# [Extracted material]
▽
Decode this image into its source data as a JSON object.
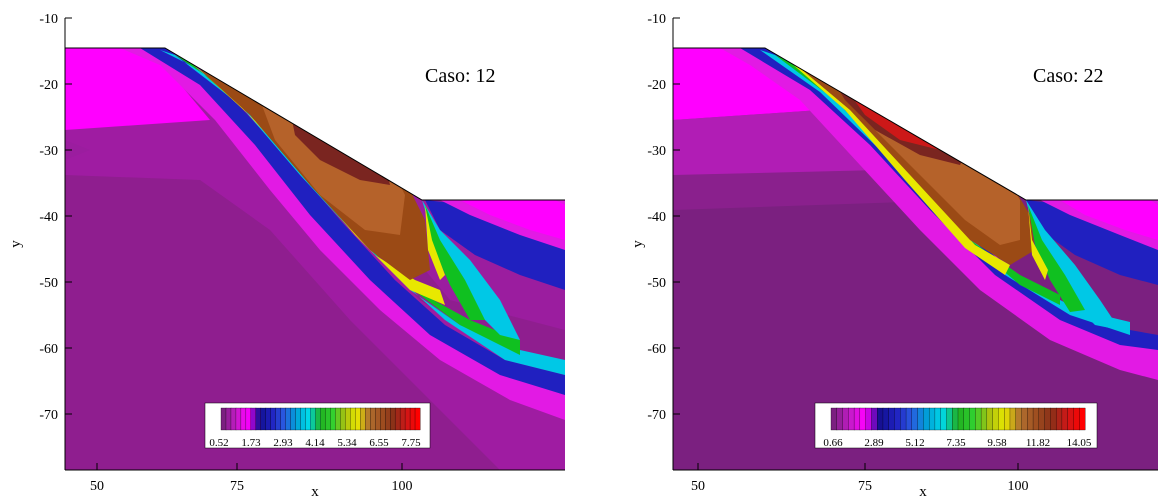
{
  "figure": {
    "panels": [
      {
        "title": "Caso: 12",
        "xlabel": "x",
        "ylabel": "y",
        "colorbar_ticks": [
          "0.52",
          "1.73",
          "2.93",
          "4.14",
          "5.34",
          "6.55",
          "7.75"
        ]
      },
      {
        "title": "Caso: 22",
        "xlabel": "x",
        "ylabel": "y",
        "colorbar_ticks": [
          "0.66",
          "2.89",
          "5.12",
          "7.35",
          "9.58",
          "11.82",
          "14.05"
        ]
      }
    ]
  },
  "chart_data": [
    {
      "type": "heatmap",
      "title": "Caso: 12",
      "xlabel": "x",
      "ylabel": "y",
      "xlim": [
        45,
        120
      ],
      "ylim": [
        -79,
        -10
      ],
      "x_ticks": [
        50,
        75,
        100
      ],
      "y_ticks": [
        -10,
        -20,
        -30,
        -40,
        -50,
        -60,
        -70
      ],
      "value_range": [
        0.52,
        7.75
      ],
      "colorbar_ticks": [
        0.52,
        1.73,
        2.93,
        4.14,
        5.34,
        6.55,
        7.75
      ],
      "slope_profile": [
        [
          45,
          -15
        ],
        [
          60,
          -15
        ],
        [
          98,
          -37.5
        ],
        [
          120,
          -37.5
        ]
      ],
      "colors": {
        "low": "#ff00ff",
        "background": "#8b1a8b",
        "high": "#8b0000"
      }
    },
    {
      "type": "heatmap",
      "title": "Caso: 22",
      "xlabel": "x",
      "ylabel": "y",
      "xlim": [
        45,
        120
      ],
      "ylim": [
        -79,
        -10
      ],
      "x_ticks": [
        50,
        75,
        100
      ],
      "y_ticks": [
        -10,
        -20,
        -30,
        -40,
        -50,
        -60,
        -70
      ],
      "value_range": [
        0.66,
        14.05
      ],
      "colorbar_ticks": [
        0.66,
        2.89,
        5.12,
        7.35,
        9.58,
        11.82,
        14.05
      ],
      "slope_profile": [
        [
          45,
          -15
        ],
        [
          60,
          -15
        ],
        [
          98,
          -37.5
        ],
        [
          120,
          -37.5
        ]
      ],
      "colors": {
        "low": "#ff00ff",
        "background": "#7b2080",
        "high": "#ff0000"
      }
    }
  ]
}
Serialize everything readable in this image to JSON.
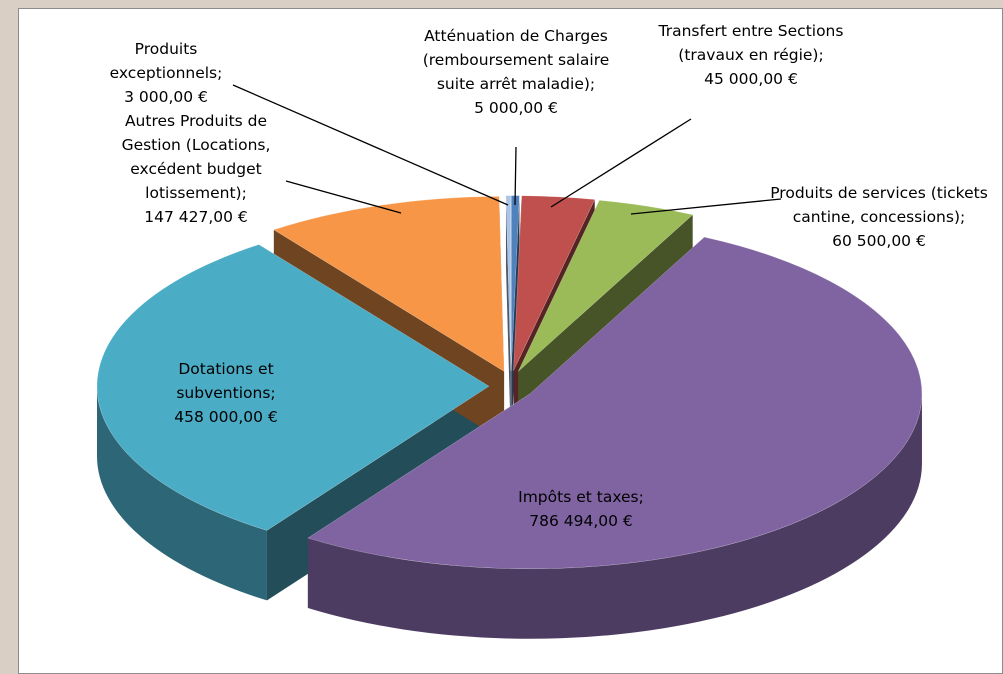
{
  "chart_data": {
    "type": "pie3d",
    "categories": [
      "Atténuation de Charges (remboursement salaire suite arrêt maladie);",
      "Transfert entre Sections (travaux en régie);",
      "Produits de services (tickets cantine, concessions);",
      "Impôts et taxes;",
      "Dotations et subventions;",
      "Autres Produits de Gestion (Locations, excédent budget lotissement);",
      "Produits exceptionnels;"
    ],
    "values": [
      5000,
      45000,
      60500,
      786494,
      458000,
      147427,
      3000
    ],
    "value_labels": [
      "5 000,00 €",
      "45 000,00 €",
      "60 500,00 €",
      "786 494,00 €",
      "458 000,00 €",
      "147 427,00 €",
      "3 000,00 €"
    ],
    "colors": [
      "#4f81bd",
      "#c0504d",
      "#9bbb59",
      "#8064a2",
      "#4bacc6",
      "#f79646",
      "#a9c4e6"
    ],
    "exploded": true
  }
}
△
# [Problem statement]
Give the number of lines containing the word "Caso". No other answer is needed.

# [Correct response]
4